BLOCO DE TEXTO:
—————
Opinião
Stella Calloni: O golpe no Brasil, numa América Latina sob fogo
Imagens da guerra contrainsurgente aplicada pelos Estados Unidos de forma simultânea são vistas a cada dia em vários países da região, para nos recordar que a ofensiva foi ativada e que não há nenhum tipo de ocultamento sobre o objetivo central, que não é – como se diz – alcançar uma restauração conservadora, mas como estamos vendo na Argentina, uma restauração colonial.
Por Stella Calloni (*), na Prensa Latina
É por “erros” que caem os governos populares e progressistas? Na realidade, o maior erro que se cometeu é não ter advertido que a “nova” direita brutal à qual enfrentam é hoje como nunca foi antes a mais decadente, porém organizada, dirigida e financiada por Washington.
Governos sem poder, como são e foram, enfrentam nada menos que o poder imperial, que os castiga não por seus erros mas por seus melhores acertos. O erro é não ter percebido o inimigo real no período de expansão global e descarnada. Os Estados Unidos não ia deixar avançar o maior projeto emancipatório destes tempos, quando seu plano desde o início do século era a recolonização continental.
A imagem dos deputados “coloniais” do Congresso do Brasil, quando em “nome de Deus”, da “democracia”, do “povo brasileiro” protagonizavam um violento “golpe suave” votando a favor do julgamento político contra a presidenta Dilma Rousseff, sem nenhuma acusação válida, sem nenhuma prova, deu conta da guerra contrainsurgente deste período histórico.
—————
DADOS FORNECIDOS:
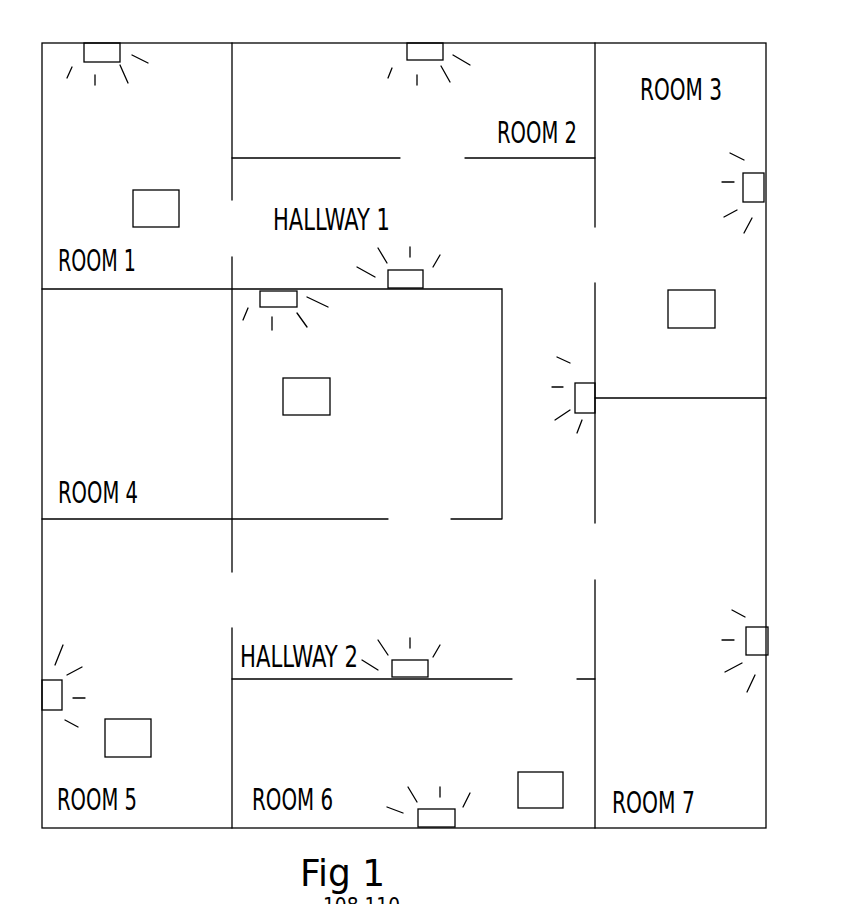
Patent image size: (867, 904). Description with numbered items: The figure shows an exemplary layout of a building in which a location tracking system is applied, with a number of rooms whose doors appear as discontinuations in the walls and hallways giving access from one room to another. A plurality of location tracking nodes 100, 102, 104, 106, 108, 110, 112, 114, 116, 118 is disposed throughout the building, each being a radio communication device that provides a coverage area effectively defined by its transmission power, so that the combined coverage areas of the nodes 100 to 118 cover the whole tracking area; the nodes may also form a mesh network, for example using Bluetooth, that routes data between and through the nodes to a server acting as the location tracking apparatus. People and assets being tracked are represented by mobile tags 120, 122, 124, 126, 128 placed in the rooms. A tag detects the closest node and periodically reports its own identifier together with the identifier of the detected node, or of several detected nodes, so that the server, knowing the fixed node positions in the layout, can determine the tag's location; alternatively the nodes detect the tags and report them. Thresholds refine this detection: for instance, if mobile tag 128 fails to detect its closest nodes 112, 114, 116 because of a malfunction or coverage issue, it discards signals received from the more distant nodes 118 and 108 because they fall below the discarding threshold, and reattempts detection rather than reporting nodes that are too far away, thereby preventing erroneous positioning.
—————
TAREFA DO EXERCÍCIO 1:
Responda com base no artigo de opinião sobre o golpe no Brasil:
(a) Segundo o artigo, qual é o objetivo central da ofensiva, conforme se vê na Argentina?
(b) Por quem a "nova" direita é organizada, dirigida e financiada?
(c) A favor de que votaram os deputados do Congresso do Brasil?
TAREFA DO EXERCÍCIO 2: Prossiga o artigo de opinião sobre o golpe no Brasil a partir da última frase.

RESPOSTA ESCRITA 1:
(a) Uma restauração colonial, e não uma restauração conservadora.
(b) Por Washington.
(c) A favor do julgamento político contra a presidenta Dilma Rousseff.

RESPOSTA ESCRITA 2:
Dilma Rousseff, espionada dia a dia como denunciou em 2013 Edward Snowden, consultor da Agência Nacional de Inteligência dos Estados Unidos, por órgãos de inteligência desse país, estava sendo golpeada, caluniada tanto pela Rede Globo, poderoso dono midiático do Brasil, mais a revista Veja, especialista em denúncias falsas, entre outras tantas.
A espionagem é um crime contra a lei brasileira e a Constituição, que garante o direito à intimidade e privacidade, violado este a cada dia pelos meios do poder hegemônico.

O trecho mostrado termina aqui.